Collected data:
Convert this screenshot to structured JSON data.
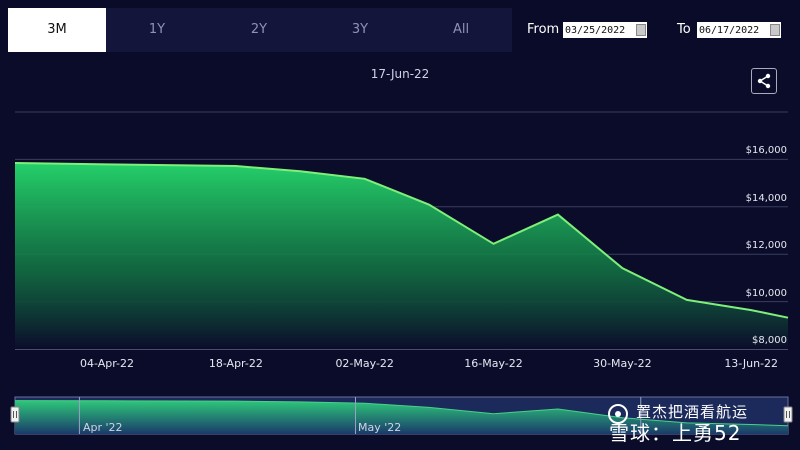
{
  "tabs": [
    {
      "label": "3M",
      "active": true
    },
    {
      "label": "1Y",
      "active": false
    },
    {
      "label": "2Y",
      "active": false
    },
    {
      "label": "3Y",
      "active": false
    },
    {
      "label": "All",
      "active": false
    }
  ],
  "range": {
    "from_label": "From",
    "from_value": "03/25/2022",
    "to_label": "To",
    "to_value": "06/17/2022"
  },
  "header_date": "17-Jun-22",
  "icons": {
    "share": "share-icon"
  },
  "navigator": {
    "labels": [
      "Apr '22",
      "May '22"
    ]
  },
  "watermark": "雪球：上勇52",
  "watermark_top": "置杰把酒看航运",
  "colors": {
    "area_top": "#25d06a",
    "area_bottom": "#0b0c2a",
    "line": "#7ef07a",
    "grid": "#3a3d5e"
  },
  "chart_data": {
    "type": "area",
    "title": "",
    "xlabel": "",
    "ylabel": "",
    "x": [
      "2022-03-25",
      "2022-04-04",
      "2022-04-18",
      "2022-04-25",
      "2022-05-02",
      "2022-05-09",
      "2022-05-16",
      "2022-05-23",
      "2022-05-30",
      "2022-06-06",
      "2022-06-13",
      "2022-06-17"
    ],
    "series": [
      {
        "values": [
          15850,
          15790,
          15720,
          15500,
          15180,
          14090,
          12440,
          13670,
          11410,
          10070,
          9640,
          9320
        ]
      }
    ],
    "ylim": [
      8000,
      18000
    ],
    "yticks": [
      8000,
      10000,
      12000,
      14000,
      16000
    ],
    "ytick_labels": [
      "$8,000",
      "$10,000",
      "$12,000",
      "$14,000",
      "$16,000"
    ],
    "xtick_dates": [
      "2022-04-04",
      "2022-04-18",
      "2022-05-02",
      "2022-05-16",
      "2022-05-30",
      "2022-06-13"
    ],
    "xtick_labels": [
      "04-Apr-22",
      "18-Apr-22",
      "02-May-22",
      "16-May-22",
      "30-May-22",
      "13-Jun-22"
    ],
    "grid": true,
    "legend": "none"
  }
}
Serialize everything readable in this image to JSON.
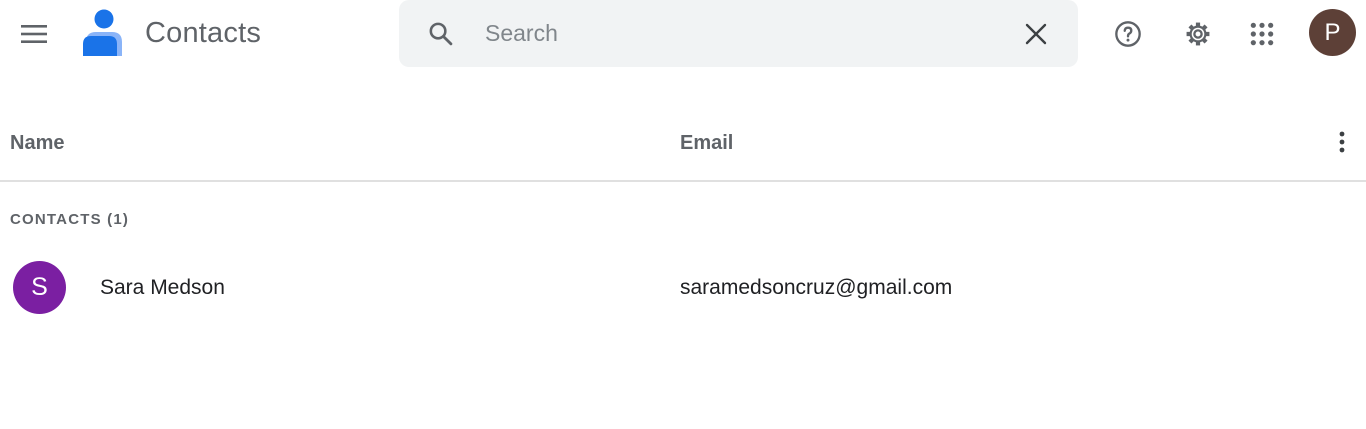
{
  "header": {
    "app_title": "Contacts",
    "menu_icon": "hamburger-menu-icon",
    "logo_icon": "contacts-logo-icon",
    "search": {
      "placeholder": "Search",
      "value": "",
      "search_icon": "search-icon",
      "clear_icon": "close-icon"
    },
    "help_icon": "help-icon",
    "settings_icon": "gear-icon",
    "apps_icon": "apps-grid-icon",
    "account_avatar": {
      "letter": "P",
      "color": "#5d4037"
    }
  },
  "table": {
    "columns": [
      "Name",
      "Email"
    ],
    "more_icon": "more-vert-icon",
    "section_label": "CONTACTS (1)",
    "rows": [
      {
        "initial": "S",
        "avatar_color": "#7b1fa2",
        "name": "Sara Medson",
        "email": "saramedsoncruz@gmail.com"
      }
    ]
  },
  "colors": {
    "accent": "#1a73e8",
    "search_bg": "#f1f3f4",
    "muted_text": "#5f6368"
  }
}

- _Challenge_: Repeat the data in full and exactly. Omit pictures.

- _Answer for the task_:
Convert this screenshot to structured JSON data.
{
  "tabs": [
    {
      "label": "3M",
      "active": true
    },
    {
      "label": "1Y",
      "active": false
    },
    {
      "label": "2Y",
      "active": false
    },
    {
      "label": "3Y",
      "active": false
    },
    {
      "label": "All",
      "active": false
    }
  ],
  "range": {
    "from_label": "From",
    "from_value": "03/25/2022",
    "to_label": "To",
    "to_value": "06/17/2022"
  },
  "header_date": "17-Jun-22",
  "icons": {
    "share": "share-icon"
  },
  "navigator": {
    "labels": [
      "Apr '22",
      "May '22"
    ]
  },
  "watermark": "雪球：上勇52",
  "watermark_top": "置杰把酒看航运",
  "colors": {
    "area_top": "#25d06a",
    "area_bottom": "#0b0c2a",
    "line": "#7ef07a",
    "grid": "#3a3d5e"
  },
  "chart_data": {
    "type": "area",
    "title": "",
    "xlabel": "",
    "ylabel": "",
    "x": [
      "2022-03-25",
      "2022-04-04",
      "2022-04-18",
      "2022-04-25",
      "2022-05-02",
      "2022-05-09",
      "2022-05-16",
      "2022-05-23",
      "2022-05-30",
      "2022-06-06",
      "2022-06-13",
      "2022-06-17"
    ],
    "series": [
      {
        "values": [
          15850,
          15790,
          15720,
          15500,
          15180,
          14090,
          12440,
          13670,
          11410,
          10070,
          9640,
          9320
        ]
      }
    ],
    "ylim": [
      8000,
      18000
    ],
    "yticks": [
      8000,
      10000,
      12000,
      14000,
      16000
    ],
    "ytick_labels": [
      "$8,000",
      "$10,000",
      "$12,000",
      "$14,000",
      "$16,000"
    ],
    "xtick_dates": [
      "2022-04-04",
      "2022-04-18",
      "2022-05-02",
      "2022-05-16",
      "2022-05-30",
      "2022-06-13"
    ],
    "xtick_labels": [
      "04-Apr-22",
      "18-Apr-22",
      "02-May-22",
      "16-May-22",
      "30-May-22",
      "13-Jun-22"
    ],
    "grid": true,
    "legend": "none"
  }
}
Serialize everything readable in this image to JSON.
{
  "header": {
    "app_title": "Contacts",
    "menu_icon": "hamburger-menu-icon",
    "logo_icon": "contacts-logo-icon",
    "search": {
      "placeholder": "Search",
      "value": "",
      "search_icon": "search-icon",
      "clear_icon": "close-icon"
    },
    "help_icon": "help-icon",
    "settings_icon": "gear-icon",
    "apps_icon": "apps-grid-icon",
    "account_avatar": {
      "letter": "P",
      "color": "#5d4037"
    }
  },
  "table": {
    "columns": [
      "Name",
      "Email"
    ],
    "more_icon": "more-vert-icon",
    "section_label": "CONTACTS (1)",
    "rows": [
      {
        "initial": "S",
        "avatar_color": "#7b1fa2",
        "name": "Sara Medson",
        "email": "saramedsoncruz@gmail.com"
      }
    ]
  },
  "colors": {
    "accent": "#1a73e8",
    "search_bg": "#f1f3f4",
    "muted_text": "#5f6368"
  }
}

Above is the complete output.